(Records):
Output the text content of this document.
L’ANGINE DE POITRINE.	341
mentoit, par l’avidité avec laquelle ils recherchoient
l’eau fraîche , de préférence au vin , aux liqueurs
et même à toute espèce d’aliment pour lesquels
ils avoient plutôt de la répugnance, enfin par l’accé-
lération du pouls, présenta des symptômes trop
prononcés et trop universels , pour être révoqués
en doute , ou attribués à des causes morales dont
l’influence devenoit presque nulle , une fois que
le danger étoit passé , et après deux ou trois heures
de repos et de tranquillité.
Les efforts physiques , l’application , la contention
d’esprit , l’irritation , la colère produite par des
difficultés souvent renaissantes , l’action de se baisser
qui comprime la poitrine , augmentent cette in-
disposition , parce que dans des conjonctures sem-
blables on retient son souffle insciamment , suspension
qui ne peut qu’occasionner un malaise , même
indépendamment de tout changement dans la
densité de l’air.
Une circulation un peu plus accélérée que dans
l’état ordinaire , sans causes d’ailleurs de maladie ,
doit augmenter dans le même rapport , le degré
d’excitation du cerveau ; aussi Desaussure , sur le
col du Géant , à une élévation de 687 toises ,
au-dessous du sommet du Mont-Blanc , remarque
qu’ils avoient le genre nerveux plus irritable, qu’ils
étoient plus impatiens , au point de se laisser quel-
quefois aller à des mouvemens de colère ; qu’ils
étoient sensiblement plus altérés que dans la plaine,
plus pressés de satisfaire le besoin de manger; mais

(What you will do):
In the records above, find each line holding "étoient" and copy it.

(Solution below):
étoient plus impatiens , au point de se laisser quel-
étoient sensiblement plus altérés que dans la plaine,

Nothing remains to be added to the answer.